▸ **THE INPUT**
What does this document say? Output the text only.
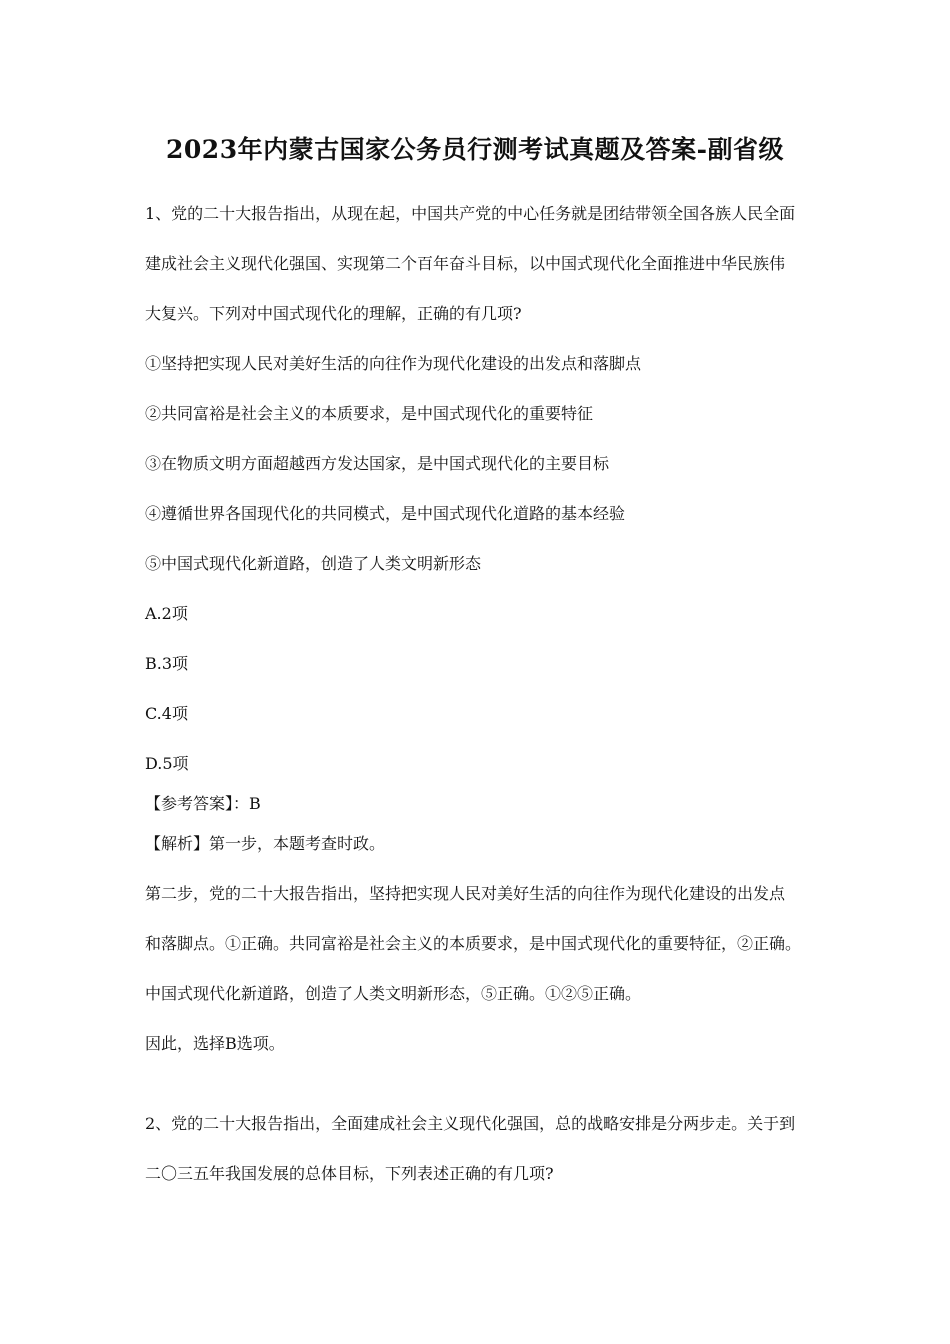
2023年内蒙古国家公务员行测考试真题及答案-副省级
1、党的二十大报告指出，从现在起，中国共产党的中心任务就是团结带领全国各族人民全面
建成社会主义现代化强国、实现第二个百年奋斗目标，以中国式现代化全面推进中华民族伟
大复兴。下列对中国式现代化的理解，正确的有几项?
①坚持把实现人民对美好生活的向往作为现代化建设的出发点和落脚点
②共同富裕是社会主义的本质要求，是中国式现代化的重要特征
③在物质文明方面超越西方发达国家，是中国式现代化的主要目标
④遵循世界各国现代化的共同模式，是中国式现代化道路的基本经验
⑤中国式现代化新道路，创造了人类文明新形态
A.2项
B.3项
C.4项
D.5项
【参考答案】：B
【解析】第一步，本题考查时政。
第二步，党的二十大报告指出，坚持把实现人民对美好生活的向往作为现代化建设的出发点
和落脚点。①正确。共同富裕是社会主义的本质要求，是中国式现代化的重要特征，②正确。
中国式现代化新道路，创造了人类文明新形态，⑤正确。①②⑤正确。
因此，选择B选项。
2、党的二十大报告指出，全面建成社会主义现代化强国，总的战略安排是分两步走。关于到
二〇三五年我国发展的总体目标，下列表述正确的有几项?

▸ **TASK TO COMPLETE**
Pictures stay out; reproduce every line of the records exactly.

▸ **TASK OUTPUT**
What does this document say? Output the text only.
2023年内蒙古国家公务员行测考试真题及答案-副省级
1、党的二十大报告指出，从现在起，中国共产党的中心任务就是团结带领全国各族人民全面
建成社会主义现代化强国、实现第二个百年奋斗目标，以中国式现代化全面推进中华民族伟
大复兴。下列对中国式现代化的理解，正确的有几项?
①坚持把实现人民对美好生活的向往作为现代化建设的出发点和落脚点
②共同富裕是社会主义的本质要求，是中国式现代化的重要特征
③在物质文明方面超越西方发达国家，是中国式现代化的主要目标
④遵循世界各国现代化的共同模式，是中国式现代化道路的基本经验
⑤中国式现代化新道路，创造了人类文明新形态
A.2项
B.3项
C.4项
D.5项
【参考答案】：B
【解析】第一步，本题考查时政。
第二步，党的二十大报告指出，坚持把实现人民对美好生活的向往作为现代化建设的出发点
和落脚点。①正确。共同富裕是社会主义的本质要求，是中国式现代化的重要特征，②正确。
中国式现代化新道路，创造了人类文明新形态，⑤正确。①②⑤正确。
因此，选择B选项。
2、党的二十大报告指出，全面建成社会主义现代化强国，总的战略安排是分两步走。关于到
二〇三五年我国发展的总体目标，下列表述正确的有几项?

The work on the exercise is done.